═══ Material shown
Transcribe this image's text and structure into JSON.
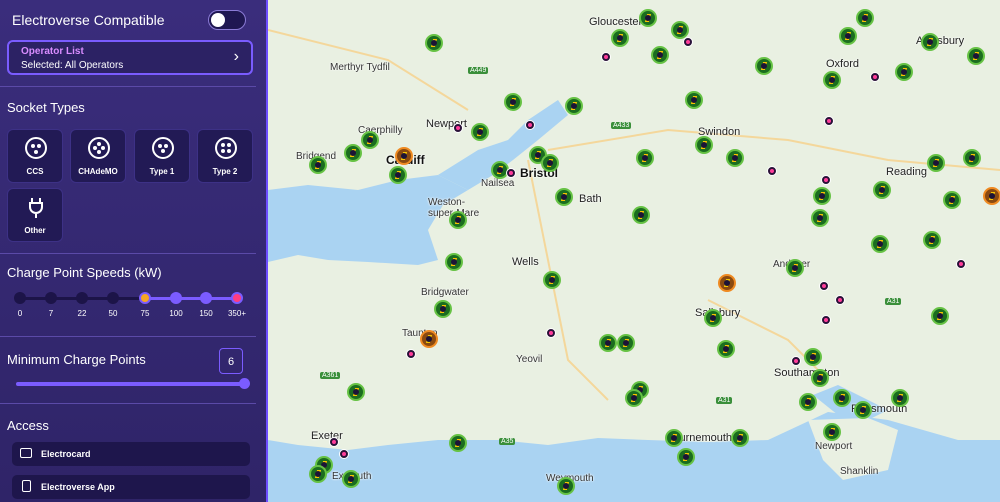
{
  "sidebar": {
    "compat_label": "Electroverse Compatible",
    "operator_title": "Operator List",
    "operator_selected": "Selected: All Operators",
    "operator_chevron": "›",
    "socket_title": "Socket Types",
    "sockets": [
      {
        "label": "CCS"
      },
      {
        "label": "CHAdeMO"
      },
      {
        "label": "Type 1"
      },
      {
        "label": "Type 2"
      },
      {
        "label": "Other"
      }
    ],
    "speed_title": "Charge Point Speeds (kW)",
    "speed_ticks": [
      "0",
      "7",
      "22",
      "50",
      "75",
      "100",
      "150",
      "350+"
    ],
    "min_title": "Minimum Charge Points",
    "min_value": "6",
    "access_title": "Access",
    "access": [
      {
        "label": "Electrocard"
      },
      {
        "label": "Electroverse App"
      }
    ]
  },
  "map": {
    "places": [
      {
        "name": "Gloucester",
        "cls": "city"
      },
      {
        "name": "Aylesbury",
        "cls": "city"
      },
      {
        "name": "Oxford",
        "cls": "city"
      },
      {
        "name": "Merthyr Tydfil",
        "cls": ""
      },
      {
        "name": "Newport",
        "cls": "city"
      },
      {
        "name": "Caerphilly",
        "cls": ""
      },
      {
        "name": "Cardiff",
        "cls": "bigcity"
      },
      {
        "name": "Bridgend",
        "cls": ""
      },
      {
        "name": "Bristol",
        "cls": "bigcity"
      },
      {
        "name": "Nailsea",
        "cls": ""
      },
      {
        "name": "Weston-super-Mare",
        "cls": ""
      },
      {
        "name": "Bath",
        "cls": "city"
      },
      {
        "name": "Swindon",
        "cls": "city"
      },
      {
        "name": "Reading",
        "cls": "city"
      },
      {
        "name": "Wells",
        "cls": "city"
      },
      {
        "name": "Andover",
        "cls": ""
      },
      {
        "name": "Bridgwater",
        "cls": ""
      },
      {
        "name": "Salisbury",
        "cls": "city"
      },
      {
        "name": "Taunton",
        "cls": ""
      },
      {
        "name": "Yeovil",
        "cls": ""
      },
      {
        "name": "Southampton",
        "cls": "city"
      },
      {
        "name": "Portsmouth",
        "cls": "city"
      },
      {
        "name": "Exeter",
        "cls": "city"
      },
      {
        "name": "Bournemouth",
        "cls": "city"
      },
      {
        "name": "Newport",
        "cls": ""
      },
      {
        "name": "Exmouth",
        "cls": ""
      },
      {
        "name": "Weymouth",
        "cls": ""
      },
      {
        "name": "Shanklin",
        "cls": ""
      }
    ],
    "roads": [
      "A449",
      "A433",
      "A31",
      "A361",
      "A35",
      "A31"
    ]
  }
}
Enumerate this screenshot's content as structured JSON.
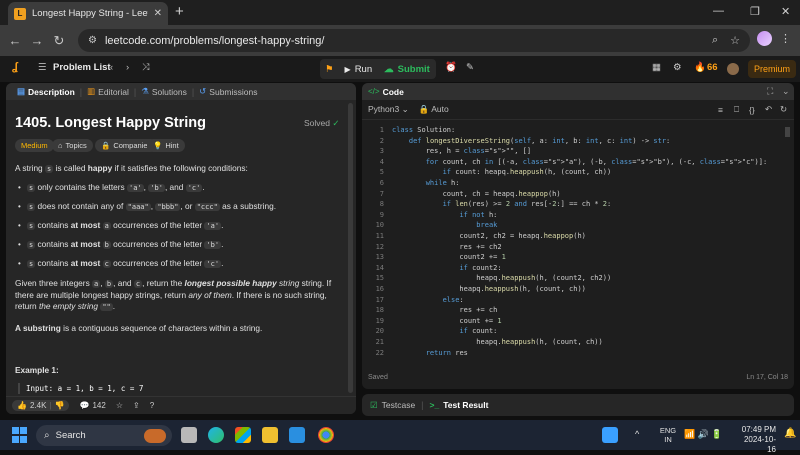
{
  "browser": {
    "tab_title": "Longest Happy String - LeetCod",
    "url": "leetcode.com/problems/longest-happy-string/"
  },
  "lc_nav": {
    "problem_list": "Problem List",
    "run": "Run",
    "submit": "Submit",
    "streak": "66",
    "premium": "Premium"
  },
  "left_tabs": [
    {
      "label": "Description"
    },
    {
      "label": "Editorial"
    },
    {
      "label": "Solutions"
    },
    {
      "label": "Submissions"
    }
  ],
  "problem": {
    "title": "1405. Longest Happy String",
    "solved": "Solved",
    "difficulty": "Medium",
    "topics": "Topics",
    "companies": "Companies",
    "hint": "Hint",
    "intro_pre": "A string ",
    "intro_code": "s",
    "intro_mid": " is called ",
    "intro_bold": "happy",
    "intro_post": " if it satisfies the following conditions:",
    "b1_pre": " only contains the letters ",
    "b1_a": "'a'",
    "b1_b": "'b'",
    "b1_and": ", and ",
    "b1_c": "'c'",
    "b2_pre": " does not contain any of ",
    "b2_x": "\"aaa\"",
    "b2_y": "\"bbb\"",
    "b2_or": ", or ",
    "b2_z": "\"ccc\"",
    "b2_post": " as a substring.",
    "b3_pre": " contains ",
    "b3_bold": "at most",
    "b3_mid": " occurrences of the letter ",
    "b3_l": "'a'",
    "b4_l": "'b'",
    "b5_l": "'c'",
    "var_s": "s",
    "var_a": "a",
    "var_b": "b",
    "var_c": "c",
    "given_1": "Given three integers ",
    "given_2": ", return the ",
    "given_3": "longest possible happy",
    "given_4": " string. If there are multiple longest happy strings, return ",
    "given_5": "any of them",
    "given_6": ". If there is no such string, return ",
    "given_7": "the empty string",
    "given_8": "\"\"",
    "substring_bold": "A substring",
    "substring_rest": " is a contiguous sequence of characters within a string.",
    "example_title": "Example 1:",
    "example_input": "Input: a = 1, b = 1, c = 7"
  },
  "left_bottom": {
    "likes": "2.4K",
    "comments": "142"
  },
  "code_panel": {
    "title": "Code",
    "language": "Python3",
    "auto": "Auto",
    "status_left": "Saved",
    "status_right": "Ln 17, Col 18",
    "lines": [
      "class Solution:",
      "    def longestDiverseString(self, a: int, b: int, c: int) -> str:",
      "        res, h = \"\", []",
      "        for count, ch in [(-a, \"a\"), (-b, \"b\"), (-c, \"c\")]:",
      "            if count: heapq.heappush(h, (count, ch))",
      "        while h:",
      "            count, ch = heapq.heappop(h)",
      "            if len(res) >= 2 and res[-2:] == ch * 2:",
      "                if not h:",
      "                    break",
      "                count2, ch2 = heapq.heappop(h)",
      "                res += ch2",
      "                count2 += 1",
      "                if count2:",
      "                    heapq.heappush(h, (count2, ch2))",
      "                heapq.heappush(h, (count, ch))",
      "            else:",
      "                res += ch",
      "                count += 1",
      "                if count:",
      "                    heapq.heappush(h, (count, ch))",
      "        return res"
    ]
  },
  "test_panel": {
    "testcase": "Testcase",
    "result": "Test Result"
  },
  "taskbar": {
    "search": "Search",
    "lang1": "ENG",
    "lang2": "IN",
    "time": "07:49 PM",
    "date": "2024-10-16"
  }
}
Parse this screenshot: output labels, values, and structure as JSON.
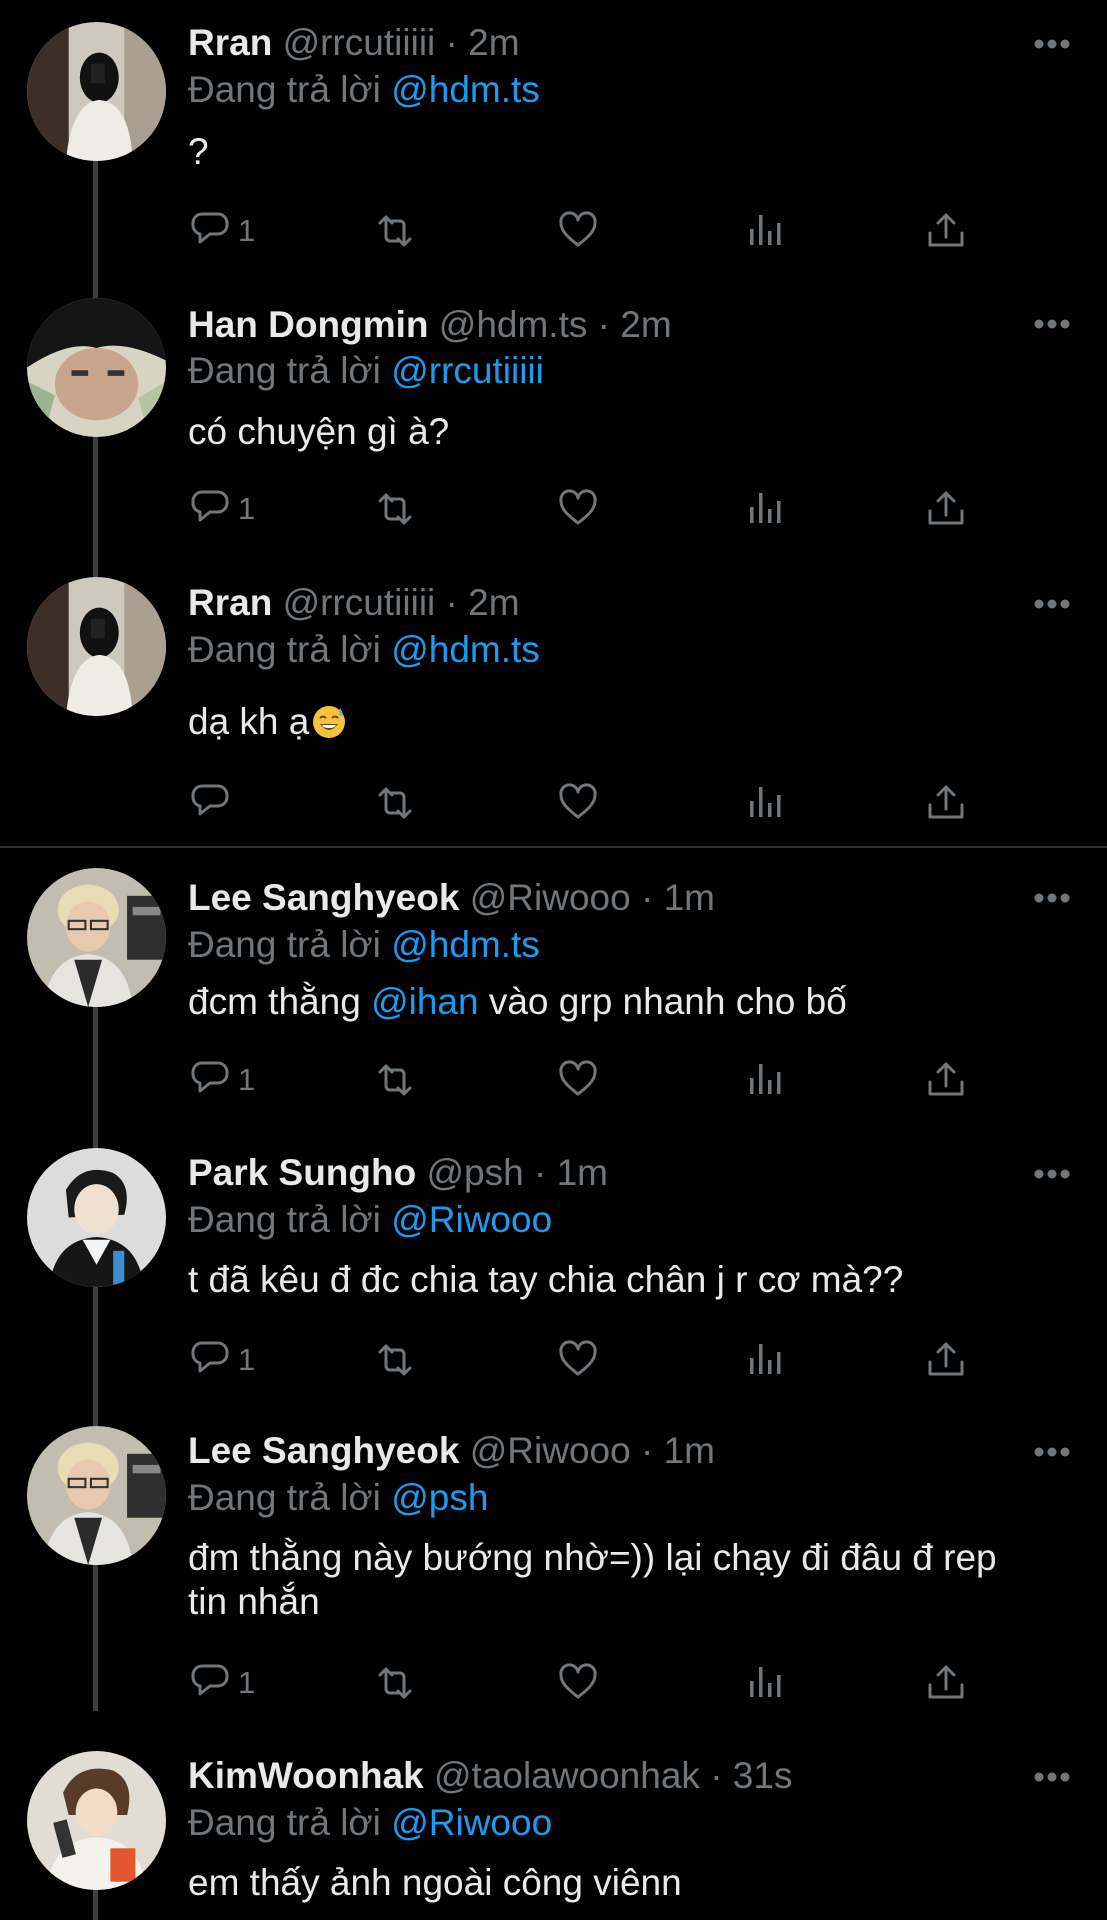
{
  "reply_prefix": "Đang trả lời",
  "colors": {
    "background": "#000000",
    "text": "#e7e9ea",
    "muted": "#71767b",
    "accent": "#1d9bf0"
  },
  "icons": [
    "reply-icon",
    "retweet-icon",
    "like-icon",
    "views-icon",
    "share-icon",
    "more-icon"
  ],
  "tweets": [
    {
      "name": "Rran",
      "handle": "@rrcutiiiii",
      "sep": "·",
      "time": "2m",
      "reply_to": "@hdm.ts",
      "text": "?",
      "reply_count": "1"
    },
    {
      "name": "Han Dongmin",
      "handle": "@hdm.ts",
      "sep": "·",
      "time": "2m",
      "reply_to": "@rrcutiiiii",
      "text": "có chuyện gì à?",
      "reply_count": "1"
    },
    {
      "name": "Rran",
      "handle": "@rrcutiiiii",
      "sep": "·",
      "time": "2m",
      "reply_to": "@hdm.ts",
      "text": "dạ kh ạ",
      "emoji": "sweat-smile-emoji",
      "reply_count": ""
    },
    {
      "name": "Lee Sanghyeok",
      "handle": "@Riwooo",
      "sep": "·",
      "time": "1m",
      "reply_to": "@hdm.ts",
      "text_before": "đcm thằng",
      "text_mention": "@ihan",
      "text_after": "vào grp nhanh cho bố",
      "reply_count": "1"
    },
    {
      "name": "Park Sungho",
      "handle": "@psh",
      "sep": "·",
      "time": "1m",
      "reply_to": "@Riwooo",
      "text": "t đã kêu đ đc chia tay chia chân j r cơ mà??",
      "reply_count": "1"
    },
    {
      "name": "Lee Sanghyeok",
      "handle": "@Riwooo",
      "sep": "·",
      "time": "1m",
      "reply_to": "@psh",
      "text_line1": "đm thằng này bướng nhờ=)) lại chạy đi đâu đ rep",
      "text_line2": "tin nhắn",
      "reply_count": "1"
    },
    {
      "name": "KimWoonhak",
      "handle": "@taolawoonhak",
      "sep": "·",
      "time": "31s",
      "reply_to": "@Riwooo",
      "text": "em thấy ảnh ngoài công viênn"
    }
  ]
}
══════
Description of the task
State the count of lines that contain the string "this". Nothing else is needed.

Solved exercise
3